▶ _WHAT IS EXPECTED_: Can you switch every "significance-label" in the material to "group-letter" and give all the lines back otherwise unchanged, leaving out the pictures?

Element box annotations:
———

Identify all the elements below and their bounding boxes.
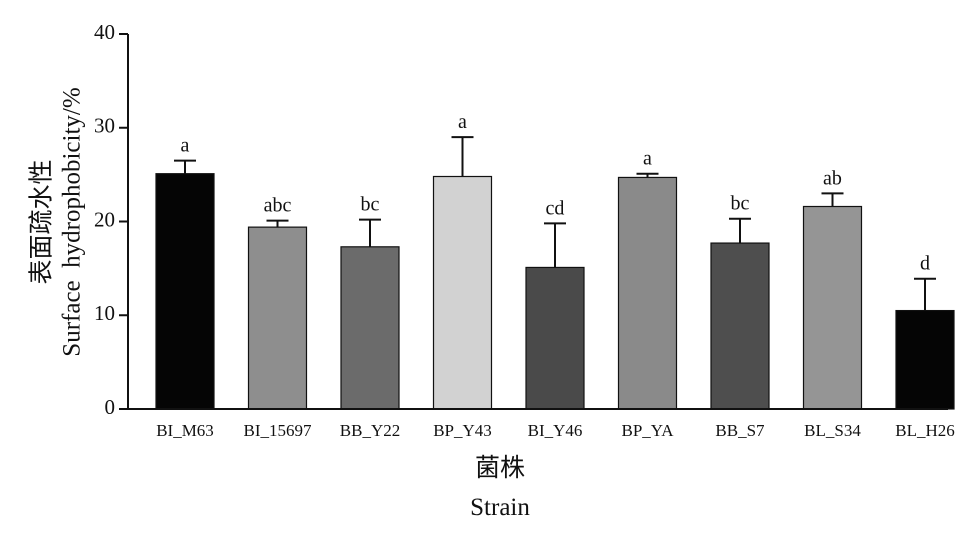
- y-tick-label: 0: [105, 395, 116, 419]
- significance-label: ab: [823, 167, 842, 189]
- bar-BB_S7: [710, 242, 770, 410]
- x-tick-label: BB_Y22: [340, 421, 400, 440]
- y-axis-title-en-wrap: Surface hydrophobicity/%: [59, 87, 86, 356]
- bars-group: [155, 173, 955, 410]
- y-tick-label: 10: [94, 301, 115, 325]
- y-axis-title-cn: 表面疏水性: [28, 159, 56, 284]
- x-tick-label: BI_Y46: [528, 421, 583, 440]
- x-tick-labels-group: BI_M63 BI_15697 BB_Y22 BP_Y43 BI_Y46 BP_YA BB_…: [156, 421, 955, 440]
- x-axis-title-cn: 菌株: [475, 454, 525, 482]
- significance-label: cd: [546, 197, 565, 219]
- significance-label: bc: [361, 194, 380, 216]
- significance-label: bc: [731, 193, 750, 215]
- bar-BP_YA: [617, 176, 678, 410]
- bar-BI_Y46: [525, 266, 585, 410]
- x-tick-label: BP_YA: [622, 421, 675, 440]
- significance-label: d: [920, 253, 930, 275]
- error-bars-group: [174, 136, 936, 311]
- y-ticks-group: 0 10 20 30 40: [94, 20, 128, 419]
- significance-label: a: [643, 148, 652, 170]
- x-tick-label: BL_S34: [804, 421, 861, 440]
- x-tick-label: BI_15697: [244, 421, 313, 440]
- x-tick-label: BI_M63: [156, 421, 214, 440]
- x-tick-label: BP_Y43: [433, 421, 492, 440]
- y-axis-title-en: Surface hydrophobicity/%: [59, 87, 86, 356]
- bar-BB_Y22: [340, 246, 400, 410]
- x-axis-title-en: Strain: [470, 494, 530, 521]
- bar-BL_H26: [895, 309, 955, 410]
- x-tick-label: BB_S7: [715, 421, 765, 440]
- bar-BP_Y43: [432, 175, 493, 410]
- y-tick-label: 30: [94, 114, 115, 138]
- bar-BI_M63: [155, 173, 215, 410]
- significance-label: a: [181, 135, 190, 157]
- bar-BL_S34: [802, 205, 863, 410]
- y-tick-label: 20: [94, 207, 115, 231]
- significance-label: abc: [264, 195, 292, 217]
- y-tick-label: 40: [94, 20, 115, 44]
- bar-BI_15697: [247, 226, 308, 410]
- x-tick-label: BL_H26: [895, 421, 955, 440]
- y-axis-title-cn-wrap: 表面疏水性: [28, 159, 56, 284]
- significance-label: a: [458, 111, 467, 133]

———

▶ _COMPLETE OUTPUT_:
Identify all the elements below and their bounding boxes.
- y-tick-label: 0: [105, 395, 116, 419]
- group-letter: ab: [823, 167, 842, 189]
- bar-BB_S7: [710, 242, 770, 410]
- x-tick-label: BB_Y22: [340, 421, 400, 440]
- y-axis-title-en-wrap: Surface hydrophobicity/%: [59, 87, 86, 356]
- bars-group: [155, 173, 955, 410]
- y-tick-label: 10: [94, 301, 115, 325]
- y-axis-title-cn: 表面疏水性: [28, 159, 56, 284]
- x-tick-label: BI_Y46: [528, 421, 583, 440]
- x-tick-labels-group: BI_M63 BI_15697 BB_Y22 BP_Y43 BI_Y46 BP_YA BB_…: [156, 421, 955, 440]
- x-axis-title-cn: 菌株: [475, 454, 525, 482]
- group-letter: cd: [546, 197, 565, 219]
- group-letter: bc: [361, 194, 380, 216]
- group-letter: bc: [731, 193, 750, 215]
- bar-BP_YA: [617, 176, 678, 410]
- bar-BI_Y46: [525, 266, 585, 410]
- x-tick-label: BP_YA: [622, 421, 675, 440]
- group-letter: d: [920, 253, 930, 275]
- error-bars-group: [174, 136, 936, 311]
- y-ticks-group: 0 10 20 30 40: [94, 20, 128, 419]
- group-letter: a: [643, 148, 652, 170]
- x-tick-label: BL_S34: [804, 421, 861, 440]
- x-tick-label: BI_15697: [244, 421, 313, 440]
- x-tick-label: BI_M63: [156, 421, 214, 440]
- x-tick-label: BP_Y43: [433, 421, 492, 440]
- y-axis-title-en: Surface hydrophobicity/%: [59, 87, 86, 356]
- bar-BB_Y22: [340, 246, 400, 410]
- x-axis-title-en: Strain: [470, 494, 530, 521]
- bar-BL_H26: [895, 309, 955, 410]
- x-tick-label: BB_S7: [715, 421, 765, 440]
- bar-BP_Y43: [432, 175, 493, 410]
- y-tick-label: 30: [94, 114, 115, 138]
- bar-BI_M63: [155, 173, 215, 410]
- group-letter: a: [181, 135, 190, 157]
- bar-BL_S34: [802, 205, 863, 410]
- y-tick-label: 20: [94, 207, 115, 231]
- group-letter: abc: [264, 195, 292, 217]
- y-tick-label: 40: [94, 20, 115, 44]
- bar-BI_15697: [247, 226, 308, 410]
- x-tick-label: BL_H26: [895, 421, 955, 440]
- y-axis-title-cn-wrap: 表面疏水性: [28, 159, 56, 284]
- group-letter: a: [458, 111, 467, 133]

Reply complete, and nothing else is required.